#### Description of the task:
Without altering anything, repeat each of the records.

#### Data rows:
============================================================

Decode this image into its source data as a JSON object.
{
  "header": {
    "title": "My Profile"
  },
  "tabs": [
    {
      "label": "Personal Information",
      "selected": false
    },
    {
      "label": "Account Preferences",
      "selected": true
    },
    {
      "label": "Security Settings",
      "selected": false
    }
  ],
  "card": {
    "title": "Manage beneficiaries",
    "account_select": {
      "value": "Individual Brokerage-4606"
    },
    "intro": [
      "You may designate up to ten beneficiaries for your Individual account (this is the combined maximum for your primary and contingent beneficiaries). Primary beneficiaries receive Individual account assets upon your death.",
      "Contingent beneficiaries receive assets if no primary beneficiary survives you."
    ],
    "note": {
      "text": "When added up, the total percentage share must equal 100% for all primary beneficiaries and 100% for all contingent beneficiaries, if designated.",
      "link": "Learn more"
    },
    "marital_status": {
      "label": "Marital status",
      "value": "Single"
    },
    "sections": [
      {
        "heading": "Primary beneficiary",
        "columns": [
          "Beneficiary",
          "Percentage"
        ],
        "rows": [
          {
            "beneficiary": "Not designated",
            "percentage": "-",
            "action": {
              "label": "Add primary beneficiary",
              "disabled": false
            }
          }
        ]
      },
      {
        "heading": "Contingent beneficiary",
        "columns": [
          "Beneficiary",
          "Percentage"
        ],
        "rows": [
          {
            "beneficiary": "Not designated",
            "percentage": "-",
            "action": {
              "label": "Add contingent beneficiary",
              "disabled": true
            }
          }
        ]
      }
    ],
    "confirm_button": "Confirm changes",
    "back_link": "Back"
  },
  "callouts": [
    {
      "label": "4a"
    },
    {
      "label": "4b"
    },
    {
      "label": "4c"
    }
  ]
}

============================================================

#### Solution to the exercise:
Decode this image into its source data as a JSON object.
{
  "header": {
    "title": "My Profile"
  },
  "tabs": [
    {
      "label": "Personal Information",
      "selected": false
    },
    {
      "label": "Account Preferences",
      "selected": true
    },
    {
      "label": "Security Settings",
      "selected": false
    }
  ],
  "card": {
    "title": "Manage beneficiaries",
    "account_select": {
      "value": "Individual Brokerage-4606"
    },
    "intro": [
      "You may designate up to ten beneficiaries for your Individual account (this is the combined maximum for your primary and contingent beneficiaries). Primary beneficiaries receive Individual account assets upon your death.",
      "Contingent beneficiaries receive assets if no primary beneficiary survives you."
    ],
    "note": {
      "text": "When added up, the total percentage share must equal 100% for all primary beneficiaries and 100% for all contingent beneficiaries, if designated.",
      "link": "Learn more"
    },
    "marital_status": {
      "label": "Marital status",
      "value": "Single"
    },
    "sections": [
      {
        "heading": "Primary beneficiary",
        "columns": [
          "Beneficiary",
          "Percentage"
        ],
        "rows": [
          {
            "beneficiary": "Not designated",
            "percentage": "-",
            "action": {
              "label": "Add primary beneficiary",
              "disabled": false
            }
          }
        ]
      },
      {
        "heading": "Contingent beneficiary",
        "columns": [
          "Beneficiary",
          "Percentage"
        ],
        "rows": [
          {
            "beneficiary": "Not designated",
            "percentage": "-",
            "action": {
              "label": "Add contingent beneficiary",
              "disabled": true
            }
          }
        ]
      }
    ],
    "confirm_button": "Confirm changes",
    "back_link": "Back"
  },
  "callouts": [
    {
      "label": "4a"
    },
    {
      "label": "4b"
    },
    {
      "label": "4c"
    }
  ]
}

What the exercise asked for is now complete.